[Stored data]
* * * * *

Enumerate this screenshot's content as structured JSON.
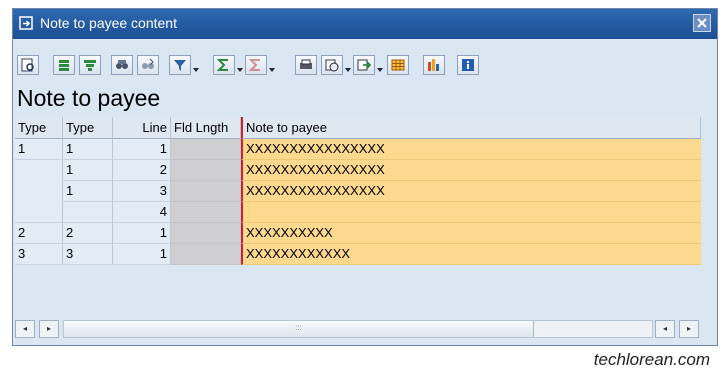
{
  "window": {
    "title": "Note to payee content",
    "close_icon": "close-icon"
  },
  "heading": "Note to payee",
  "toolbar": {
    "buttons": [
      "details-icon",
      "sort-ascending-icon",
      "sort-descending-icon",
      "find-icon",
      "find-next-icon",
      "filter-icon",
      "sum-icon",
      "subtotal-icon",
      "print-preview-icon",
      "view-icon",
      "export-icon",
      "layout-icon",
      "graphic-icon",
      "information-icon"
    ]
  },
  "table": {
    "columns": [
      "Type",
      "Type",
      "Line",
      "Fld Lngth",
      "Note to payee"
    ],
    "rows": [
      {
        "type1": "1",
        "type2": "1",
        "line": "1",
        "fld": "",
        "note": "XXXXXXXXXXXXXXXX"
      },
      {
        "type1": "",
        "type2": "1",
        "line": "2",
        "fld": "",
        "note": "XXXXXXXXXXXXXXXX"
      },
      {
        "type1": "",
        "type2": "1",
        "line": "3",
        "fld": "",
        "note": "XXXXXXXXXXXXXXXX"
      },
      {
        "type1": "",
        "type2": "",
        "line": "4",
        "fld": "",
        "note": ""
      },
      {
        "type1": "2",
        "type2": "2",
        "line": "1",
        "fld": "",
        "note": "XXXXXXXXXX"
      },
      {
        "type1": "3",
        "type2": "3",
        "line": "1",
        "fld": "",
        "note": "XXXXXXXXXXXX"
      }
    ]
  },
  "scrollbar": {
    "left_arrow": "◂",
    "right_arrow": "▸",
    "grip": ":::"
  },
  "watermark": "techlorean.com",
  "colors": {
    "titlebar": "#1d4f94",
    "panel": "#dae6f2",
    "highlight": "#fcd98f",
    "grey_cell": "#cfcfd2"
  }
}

* * * * *

● Required task: Show all lines in the entries above where the string "sort" appears.

● The solution:
      "sort-ascending-icon",
      "sort-descending-icon",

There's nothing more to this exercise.